## TASK GOAL
Of the lines in the listing, how many include the string "title"? Write the number and nothing else.

Records that describe figures
** Begin **

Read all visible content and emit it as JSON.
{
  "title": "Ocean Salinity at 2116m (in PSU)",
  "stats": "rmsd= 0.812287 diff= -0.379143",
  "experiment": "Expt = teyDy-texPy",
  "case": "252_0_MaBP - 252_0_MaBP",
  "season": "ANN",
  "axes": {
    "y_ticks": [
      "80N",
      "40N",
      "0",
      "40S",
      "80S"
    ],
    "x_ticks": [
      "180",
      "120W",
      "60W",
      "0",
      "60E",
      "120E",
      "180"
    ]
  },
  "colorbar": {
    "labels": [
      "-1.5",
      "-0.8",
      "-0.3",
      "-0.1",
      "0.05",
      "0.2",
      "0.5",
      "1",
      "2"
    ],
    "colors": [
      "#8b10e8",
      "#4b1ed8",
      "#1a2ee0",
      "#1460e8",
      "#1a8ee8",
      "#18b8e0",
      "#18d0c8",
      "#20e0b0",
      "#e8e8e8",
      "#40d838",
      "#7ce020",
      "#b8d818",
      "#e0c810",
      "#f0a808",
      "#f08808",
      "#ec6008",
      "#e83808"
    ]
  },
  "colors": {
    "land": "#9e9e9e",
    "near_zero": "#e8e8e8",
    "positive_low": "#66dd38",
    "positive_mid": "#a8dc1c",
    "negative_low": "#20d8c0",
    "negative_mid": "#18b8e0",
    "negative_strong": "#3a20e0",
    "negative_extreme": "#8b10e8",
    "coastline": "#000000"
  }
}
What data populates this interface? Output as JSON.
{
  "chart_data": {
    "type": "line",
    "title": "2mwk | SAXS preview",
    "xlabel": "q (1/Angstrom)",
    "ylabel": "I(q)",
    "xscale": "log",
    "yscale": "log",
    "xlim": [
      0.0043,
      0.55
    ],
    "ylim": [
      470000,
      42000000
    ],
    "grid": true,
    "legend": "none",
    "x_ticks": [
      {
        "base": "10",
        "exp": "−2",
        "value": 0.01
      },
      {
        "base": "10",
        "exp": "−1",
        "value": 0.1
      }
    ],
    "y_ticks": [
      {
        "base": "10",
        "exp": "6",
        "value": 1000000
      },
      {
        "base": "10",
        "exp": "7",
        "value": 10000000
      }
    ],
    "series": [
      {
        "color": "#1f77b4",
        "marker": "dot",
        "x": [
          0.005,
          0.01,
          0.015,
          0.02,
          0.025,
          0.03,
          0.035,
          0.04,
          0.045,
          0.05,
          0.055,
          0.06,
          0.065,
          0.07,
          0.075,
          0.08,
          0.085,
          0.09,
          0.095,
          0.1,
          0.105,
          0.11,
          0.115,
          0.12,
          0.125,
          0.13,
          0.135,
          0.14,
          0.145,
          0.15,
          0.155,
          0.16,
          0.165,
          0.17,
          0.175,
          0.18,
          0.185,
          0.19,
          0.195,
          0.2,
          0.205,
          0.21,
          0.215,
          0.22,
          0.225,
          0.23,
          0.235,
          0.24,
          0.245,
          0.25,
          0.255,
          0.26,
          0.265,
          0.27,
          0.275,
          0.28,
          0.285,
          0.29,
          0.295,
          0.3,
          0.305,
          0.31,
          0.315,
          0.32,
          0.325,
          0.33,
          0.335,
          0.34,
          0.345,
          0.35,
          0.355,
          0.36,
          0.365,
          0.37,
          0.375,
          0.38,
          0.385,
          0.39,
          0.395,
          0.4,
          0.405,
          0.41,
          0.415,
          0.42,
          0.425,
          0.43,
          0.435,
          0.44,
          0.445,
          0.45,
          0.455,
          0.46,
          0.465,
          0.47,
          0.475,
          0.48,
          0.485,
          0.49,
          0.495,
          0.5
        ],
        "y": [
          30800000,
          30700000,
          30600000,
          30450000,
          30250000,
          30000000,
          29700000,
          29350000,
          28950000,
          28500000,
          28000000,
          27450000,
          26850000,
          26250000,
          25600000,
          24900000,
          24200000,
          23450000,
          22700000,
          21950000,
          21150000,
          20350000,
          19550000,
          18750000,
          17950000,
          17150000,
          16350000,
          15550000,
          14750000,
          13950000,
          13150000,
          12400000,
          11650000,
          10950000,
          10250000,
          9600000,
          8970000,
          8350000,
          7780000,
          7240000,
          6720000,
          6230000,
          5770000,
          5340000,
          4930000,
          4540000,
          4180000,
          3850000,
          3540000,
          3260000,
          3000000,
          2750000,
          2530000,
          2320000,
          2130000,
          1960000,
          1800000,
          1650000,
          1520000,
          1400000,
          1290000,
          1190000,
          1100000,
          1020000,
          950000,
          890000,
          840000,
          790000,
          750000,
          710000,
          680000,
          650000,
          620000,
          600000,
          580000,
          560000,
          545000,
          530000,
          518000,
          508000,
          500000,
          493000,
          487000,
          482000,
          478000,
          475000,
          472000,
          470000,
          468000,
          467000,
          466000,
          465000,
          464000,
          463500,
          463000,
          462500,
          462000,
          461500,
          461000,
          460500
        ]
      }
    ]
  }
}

** End **

## COMPLETE ANSWER
2